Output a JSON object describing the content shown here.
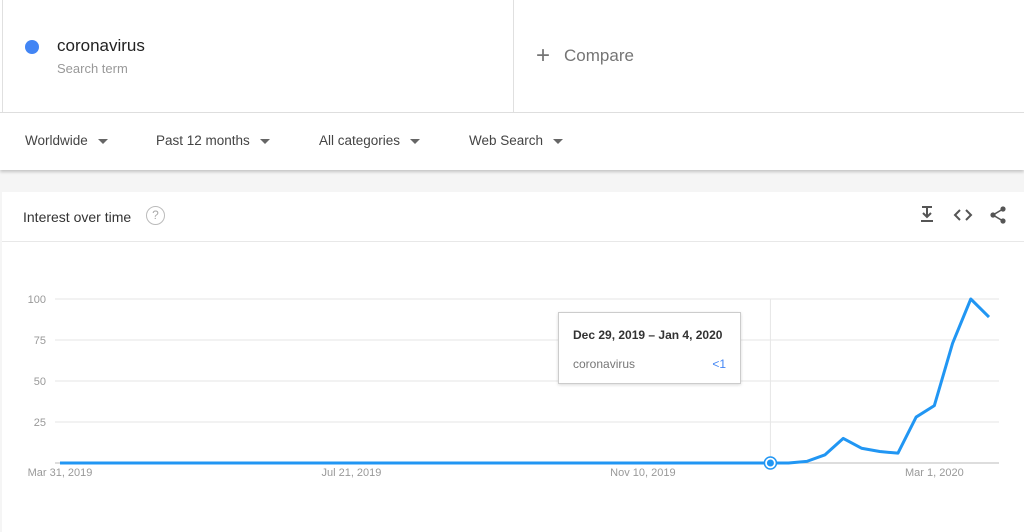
{
  "search_term": {
    "name": "coronavirus",
    "subtitle": "Search term",
    "color": "#4285f4"
  },
  "compare": {
    "icon": "plus-icon",
    "label": "Compare"
  },
  "filters": [
    {
      "label": "Worldwide"
    },
    {
      "label": "Past 12 months"
    },
    {
      "label": "All categories"
    },
    {
      "label": "Web Search"
    }
  ],
  "card": {
    "title": "Interest over time",
    "help_icon": "help-circle-icon",
    "actions": [
      "download-icon",
      "embed-code-icon",
      "share-icon"
    ]
  },
  "tooltip": {
    "date": "Dec 29, 2019 – Jan 4, 2020",
    "term": "coronavirus",
    "value": "<1"
  },
  "chart_data": {
    "type": "line",
    "xlabel": "",
    "ylabel": "",
    "ylim": [
      0,
      100
    ],
    "yticks": [
      25,
      50,
      75,
      100
    ],
    "xtick_labels": [
      {
        "date": "2019-03-31",
        "label": "Mar 31, 2019"
      },
      {
        "date": "2019-07-21",
        "label": "Jul 21, 2019"
      },
      {
        "date": "2019-11-10",
        "label": "Nov 10, 2019"
      },
      {
        "date": "2020-03-01",
        "label": "Mar 1, 2020"
      }
    ],
    "grid": true,
    "color": "#2196f3",
    "highlight_date": "2019-12-29",
    "x": [
      "2019-03-31",
      "2019-04-07",
      "2019-04-14",
      "2019-04-21",
      "2019-04-28",
      "2019-05-05",
      "2019-05-12",
      "2019-05-19",
      "2019-05-26",
      "2019-06-02",
      "2019-06-09",
      "2019-06-16",
      "2019-06-23",
      "2019-06-30",
      "2019-07-07",
      "2019-07-14",
      "2019-07-21",
      "2019-07-28",
      "2019-08-04",
      "2019-08-11",
      "2019-08-18",
      "2019-08-25",
      "2019-09-01",
      "2019-09-08",
      "2019-09-15",
      "2019-09-22",
      "2019-09-29",
      "2019-10-06",
      "2019-10-13",
      "2019-10-20",
      "2019-10-27",
      "2019-11-03",
      "2019-11-10",
      "2019-11-17",
      "2019-11-24",
      "2019-12-01",
      "2019-12-08",
      "2019-12-15",
      "2019-12-22",
      "2019-12-29",
      "2020-01-05",
      "2020-01-12",
      "2020-01-19",
      "2020-01-26",
      "2020-02-02",
      "2020-02-09",
      "2020-02-16",
      "2020-02-23",
      "2020-03-01",
      "2020-03-08",
      "2020-03-15",
      "2020-03-22"
    ],
    "series": [
      {
        "name": "coronavirus",
        "values": [
          0,
          0,
          0,
          0,
          0,
          0,
          0,
          0,
          0,
          0,
          0,
          0,
          0,
          0,
          0,
          0,
          0,
          0,
          0,
          0,
          0,
          0,
          0,
          0,
          0,
          0,
          0,
          0,
          0,
          0,
          0,
          0,
          0,
          0,
          0,
          0,
          0,
          0,
          0,
          0,
          0,
          1,
          5,
          15,
          9,
          7,
          6,
          28,
          35,
          73,
          100,
          89
        ]
      }
    ]
  }
}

Exercise objective: The answer must be a single number: the count of lines in the records above that contain the word "icon".

Reply: 5